Records provided:
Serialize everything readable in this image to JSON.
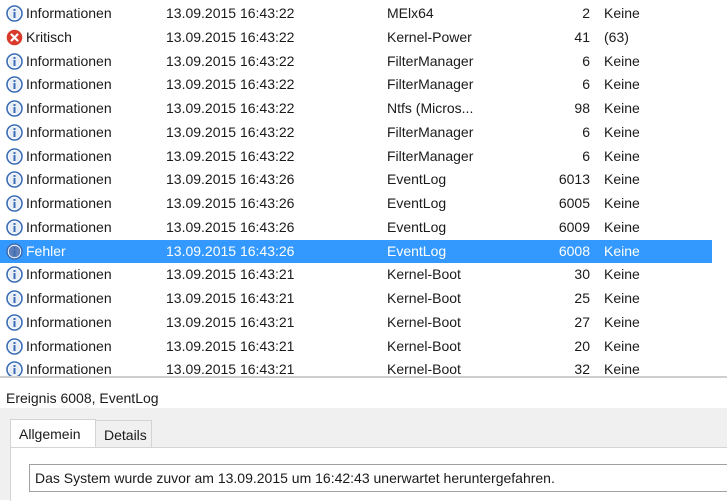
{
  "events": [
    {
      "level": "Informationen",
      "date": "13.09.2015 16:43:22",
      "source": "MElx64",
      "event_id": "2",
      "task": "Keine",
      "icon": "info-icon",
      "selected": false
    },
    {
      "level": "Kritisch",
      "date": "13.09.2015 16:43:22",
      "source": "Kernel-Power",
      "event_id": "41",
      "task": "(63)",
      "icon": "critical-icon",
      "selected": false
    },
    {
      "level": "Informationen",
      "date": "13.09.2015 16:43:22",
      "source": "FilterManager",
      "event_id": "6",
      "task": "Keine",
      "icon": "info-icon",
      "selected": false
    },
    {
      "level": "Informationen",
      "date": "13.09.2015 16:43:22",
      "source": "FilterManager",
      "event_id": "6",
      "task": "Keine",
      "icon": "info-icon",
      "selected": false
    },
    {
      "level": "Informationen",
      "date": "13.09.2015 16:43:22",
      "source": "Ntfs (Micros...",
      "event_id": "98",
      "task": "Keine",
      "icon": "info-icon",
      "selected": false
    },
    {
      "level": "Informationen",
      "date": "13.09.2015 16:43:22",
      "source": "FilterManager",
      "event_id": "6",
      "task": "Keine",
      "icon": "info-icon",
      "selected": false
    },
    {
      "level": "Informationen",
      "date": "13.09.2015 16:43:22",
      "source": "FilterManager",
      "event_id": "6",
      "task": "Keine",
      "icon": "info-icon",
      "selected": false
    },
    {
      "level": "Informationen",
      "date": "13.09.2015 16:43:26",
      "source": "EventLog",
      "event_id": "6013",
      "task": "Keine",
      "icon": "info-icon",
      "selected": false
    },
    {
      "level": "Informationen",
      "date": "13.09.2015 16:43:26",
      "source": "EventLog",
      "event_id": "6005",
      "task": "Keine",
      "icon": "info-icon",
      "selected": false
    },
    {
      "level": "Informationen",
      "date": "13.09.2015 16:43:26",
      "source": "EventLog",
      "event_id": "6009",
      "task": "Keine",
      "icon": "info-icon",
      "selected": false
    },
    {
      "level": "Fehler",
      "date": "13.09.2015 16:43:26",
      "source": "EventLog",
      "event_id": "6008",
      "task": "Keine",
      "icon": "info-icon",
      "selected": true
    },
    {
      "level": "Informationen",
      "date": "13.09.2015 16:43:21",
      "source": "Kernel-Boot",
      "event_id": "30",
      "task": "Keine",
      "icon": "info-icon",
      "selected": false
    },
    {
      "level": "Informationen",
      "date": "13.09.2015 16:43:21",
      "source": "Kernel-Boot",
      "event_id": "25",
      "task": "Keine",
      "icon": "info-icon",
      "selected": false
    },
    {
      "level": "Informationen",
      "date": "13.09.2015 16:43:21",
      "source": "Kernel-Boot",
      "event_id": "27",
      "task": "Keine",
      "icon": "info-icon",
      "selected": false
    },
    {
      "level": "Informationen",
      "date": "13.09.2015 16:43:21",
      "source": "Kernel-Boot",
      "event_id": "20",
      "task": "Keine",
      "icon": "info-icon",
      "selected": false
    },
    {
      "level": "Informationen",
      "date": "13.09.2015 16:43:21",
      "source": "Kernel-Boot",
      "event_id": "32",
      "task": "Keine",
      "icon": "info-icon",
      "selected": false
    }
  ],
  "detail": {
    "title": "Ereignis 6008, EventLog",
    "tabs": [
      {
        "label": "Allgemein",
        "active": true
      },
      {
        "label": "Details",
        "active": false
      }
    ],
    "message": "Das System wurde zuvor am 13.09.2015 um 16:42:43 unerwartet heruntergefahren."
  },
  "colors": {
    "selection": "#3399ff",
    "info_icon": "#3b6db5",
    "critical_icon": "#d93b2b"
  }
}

* * *

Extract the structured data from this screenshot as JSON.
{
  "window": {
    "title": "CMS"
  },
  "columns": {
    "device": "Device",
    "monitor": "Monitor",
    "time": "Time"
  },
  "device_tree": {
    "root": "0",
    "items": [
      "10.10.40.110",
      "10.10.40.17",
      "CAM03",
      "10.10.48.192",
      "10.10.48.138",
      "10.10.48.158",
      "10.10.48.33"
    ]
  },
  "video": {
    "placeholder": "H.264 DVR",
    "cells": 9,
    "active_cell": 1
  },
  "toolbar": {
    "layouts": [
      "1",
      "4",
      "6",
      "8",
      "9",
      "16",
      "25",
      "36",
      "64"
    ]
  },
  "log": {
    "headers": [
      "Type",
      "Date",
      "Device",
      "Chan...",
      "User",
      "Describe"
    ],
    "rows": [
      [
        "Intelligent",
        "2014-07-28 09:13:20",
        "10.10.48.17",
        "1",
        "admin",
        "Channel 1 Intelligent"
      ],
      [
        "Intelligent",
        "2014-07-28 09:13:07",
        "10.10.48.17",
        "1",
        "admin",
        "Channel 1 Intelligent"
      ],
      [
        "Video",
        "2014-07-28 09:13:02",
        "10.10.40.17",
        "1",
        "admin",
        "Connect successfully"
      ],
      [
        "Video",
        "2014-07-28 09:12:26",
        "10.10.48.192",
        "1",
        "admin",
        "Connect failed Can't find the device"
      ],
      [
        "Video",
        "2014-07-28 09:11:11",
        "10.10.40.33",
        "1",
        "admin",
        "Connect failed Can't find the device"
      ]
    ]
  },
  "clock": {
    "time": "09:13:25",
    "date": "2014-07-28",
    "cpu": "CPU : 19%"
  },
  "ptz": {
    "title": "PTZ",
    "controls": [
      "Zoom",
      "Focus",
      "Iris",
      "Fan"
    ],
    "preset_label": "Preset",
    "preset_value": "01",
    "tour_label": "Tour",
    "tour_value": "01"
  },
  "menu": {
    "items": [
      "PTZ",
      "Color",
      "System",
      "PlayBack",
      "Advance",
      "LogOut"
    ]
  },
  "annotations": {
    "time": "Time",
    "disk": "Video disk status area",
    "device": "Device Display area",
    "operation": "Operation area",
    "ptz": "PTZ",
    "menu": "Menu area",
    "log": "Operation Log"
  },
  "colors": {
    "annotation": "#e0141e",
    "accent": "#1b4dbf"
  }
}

The exercise:
Write down every line of the data above that includes the string "Operation".

Response to this exercise:
    "operation": "Operation area",
    "log": "Operation Log"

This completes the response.